Exercise objective: Some lines of these records may hold the word "jets"; state how many, using only the number.

Records for the exercise:

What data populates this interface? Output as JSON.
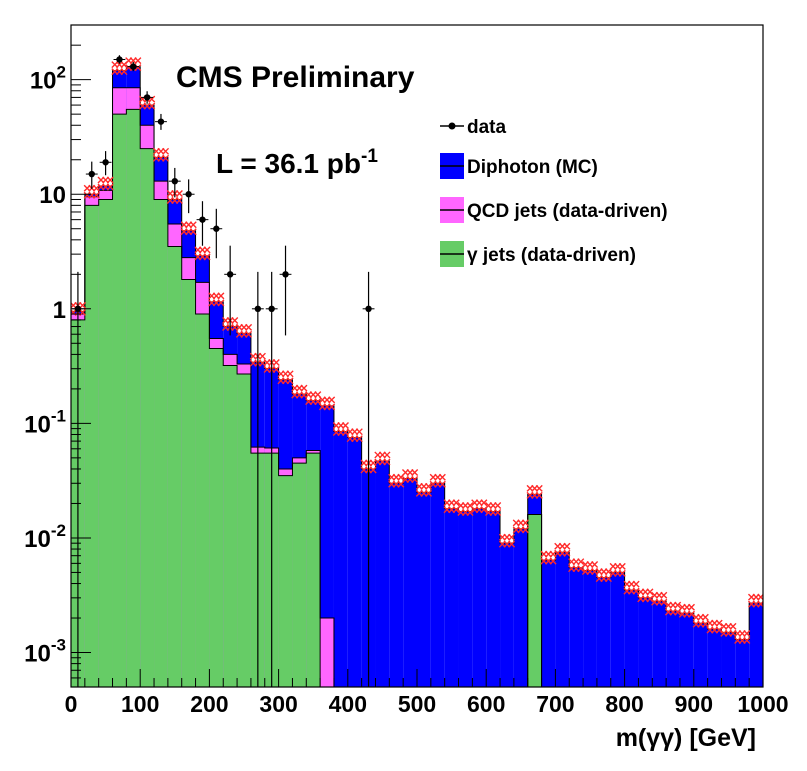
{
  "chart_data": {
    "type": "histogram",
    "title": "CMS Preliminary",
    "luminosity": {
      "base": "L = 36.1 pb",
      "sup": "-1"
    },
    "xlabel": "m(γγ) [GeV]",
    "ylabel": "",
    "xlim": [
      0,
      1000
    ],
    "ylim": [
      0.0005,
      300
    ],
    "yscale": "log",
    "grid": false,
    "legend_position": "top-right",
    "x_ticks": [
      0,
      100,
      200,
      300,
      400,
      500,
      600,
      700,
      800,
      900,
      1000
    ],
    "y_ticks": [
      {
        "value": 0.001,
        "base": "10",
        "sup": "-3"
      },
      {
        "value": 0.01,
        "base": "10",
        "sup": "-2"
      },
      {
        "value": 0.1,
        "base": "10",
        "sup": "-1"
      },
      {
        "value": 1,
        "base": "1",
        "sup": ""
      },
      {
        "value": 10,
        "base": "10",
        "sup": ""
      },
      {
        "value": 100,
        "base": "10",
        "sup": "2"
      }
    ],
    "bin_edges": [
      0,
      20,
      40,
      60,
      80,
      100,
      120,
      140,
      160,
      180,
      200,
      220,
      240,
      260,
      280,
      300,
      320,
      340,
      360,
      380,
      400,
      420,
      440,
      460,
      480,
      500,
      520,
      540,
      560,
      580,
      600,
      620,
      640,
      660,
      680,
      700,
      720,
      740,
      760,
      780,
      800,
      820,
      840,
      860,
      880,
      900,
      920,
      940,
      960,
      980,
      1000
    ],
    "series": [
      {
        "name": "γ jets (data-driven)",
        "color": "#66cc66",
        "values": [
          0.8,
          8,
          9,
          50,
          55,
          25,
          9,
          3.5,
          1.8,
          0.9,
          0.45,
          0.32,
          0.27,
          0.055,
          0.055,
          0.035,
          0.045,
          0.055,
          0,
          0,
          0,
          0,
          0,
          0,
          0,
          0,
          0,
          0,
          0,
          0,
          0,
          0,
          0,
          0.016,
          0,
          0,
          0,
          0,
          0,
          0,
          0,
          0,
          0,
          0,
          0,
          0,
          0,
          0,
          0,
          0
        ]
      },
      {
        "name": "QCD jets (data-driven)",
        "color": "#ff66ff",
        "values": [
          0.1,
          1.5,
          1.8,
          35,
          30,
          15,
          4,
          2,
          1,
          0.8,
          0.1,
          0.08,
          0.06,
          0.007,
          0.006,
          0.005,
          0.005,
          0.003,
          0.002,
          0,
          0,
          0,
          0,
          0,
          0,
          0,
          0,
          0,
          0,
          0,
          0,
          0,
          0,
          0,
          0,
          0,
          0,
          0,
          0,
          0,
          0,
          0,
          0,
          0,
          0,
          0,
          0,
          0,
          0,
          0
        ]
      },
      {
        "name": "Diphoton (MC)",
        "color": "#0000ff",
        "values": [
          0.05,
          0.5,
          1,
          35,
          45,
          20,
          8,
          3.5,
          2,
          1.2,
          0.6,
          0.3,
          0.28,
          0.28,
          0.24,
          0.2,
          0.13,
          0.1,
          0.14,
          0.085,
          0.075,
          0.04,
          0.047,
          0.03,
          0.033,
          0.025,
          0.03,
          0.018,
          0.017,
          0.018,
          0.017,
          0.009,
          0.012,
          0.008,
          0.0064,
          0.0075,
          0.0055,
          0.0052,
          0.0045,
          0.005,
          0.0035,
          0.003,
          0.0028,
          0.0023,
          0.0022,
          0.0018,
          0.0016,
          0.0015,
          0.0013,
          0.0027
        ]
      },
      {
        "name": "data",
        "color": "#000000",
        "values": [
          1,
          15,
          19,
          150,
          130,
          70,
          43,
          13,
          10,
          6,
          5,
          2,
          0,
          1,
          1,
          2,
          0,
          0,
          0,
          0,
          0,
          1,
          0,
          0,
          0,
          0,
          0,
          0,
          0,
          0,
          0,
          0,
          0,
          0,
          0,
          0,
          0,
          0,
          0,
          0,
          0,
          0,
          0,
          0,
          0,
          0,
          0,
          0,
          0,
          0
        ]
      }
    ]
  }
}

Correct result: 2